What is asked:
Copy out each line of the material below with no changes.

(Dataset items)
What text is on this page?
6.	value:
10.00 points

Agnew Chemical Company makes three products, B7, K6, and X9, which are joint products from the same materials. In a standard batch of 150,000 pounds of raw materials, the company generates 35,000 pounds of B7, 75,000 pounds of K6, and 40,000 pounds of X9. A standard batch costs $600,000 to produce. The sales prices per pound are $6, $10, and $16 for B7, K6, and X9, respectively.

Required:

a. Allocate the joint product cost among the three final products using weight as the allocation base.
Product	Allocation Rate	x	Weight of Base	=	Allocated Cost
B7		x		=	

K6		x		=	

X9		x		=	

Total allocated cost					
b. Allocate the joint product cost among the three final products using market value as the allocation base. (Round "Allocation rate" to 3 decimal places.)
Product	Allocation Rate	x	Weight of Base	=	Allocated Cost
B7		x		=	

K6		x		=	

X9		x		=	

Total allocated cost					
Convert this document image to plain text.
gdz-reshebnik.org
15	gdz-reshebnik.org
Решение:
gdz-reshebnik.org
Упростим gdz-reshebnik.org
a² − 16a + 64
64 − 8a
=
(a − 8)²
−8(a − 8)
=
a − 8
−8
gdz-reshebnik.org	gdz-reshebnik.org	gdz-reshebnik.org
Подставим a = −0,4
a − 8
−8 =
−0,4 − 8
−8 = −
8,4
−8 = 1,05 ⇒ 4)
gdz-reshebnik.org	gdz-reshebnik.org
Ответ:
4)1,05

Response to this exercise:
What text is on this page?
6.	value:
10.00 points

Agnew Chemical Company makes three products, B7, K6, and X9, which are joint products from the same materials. In a standard batch of 150,000 pounds of raw materials, the company generates 35,000 pounds of B7, 75,000 pounds of K6, and 40,000 pounds of X9. A standard batch costs $600,000 to produce. The sales prices per pound are $6, $10, and $16 for B7, K6, and X9, respectively.

Required:

a. Allocate the joint product cost among the three final products using weight as the allocation base.
Product	Allocation Rate	x	Weight of Base	=	Allocated Cost
B7		x		=	

K6		x		=	

X9		x		=	

Total allocated cost					
b. Allocate the joint product cost among the three final products using market value as the allocation base. (Round "Allocation rate" to 3 decimal places.)
Product	Allocation Rate	x	Weight of Base	=	Allocated Cost
B7		x		=	

K6		x		=	

X9		x		=	

Total allocated cost					
Convert this document image to plain text.
gdz-reshebnik.org
15	gdz-reshebnik.org
Решение:
gdz-reshebnik.org
Упростим gdz-reshebnik.org
a² − 16a + 64
64 − 8a
=
(a − 8)²
−8(a − 8)
=
a − 8
−8
gdz-reshebnik.org	gdz-reshebnik.org	gdz-reshebnik.org
Подставим a = −0,4
a − 8
−8 =
−0,4 − 8
−8 = −
8,4
−8 = 1,05 ⇒ 4)
gdz-reshebnik.org	gdz-reshebnik.org
Ответ:
4)1,05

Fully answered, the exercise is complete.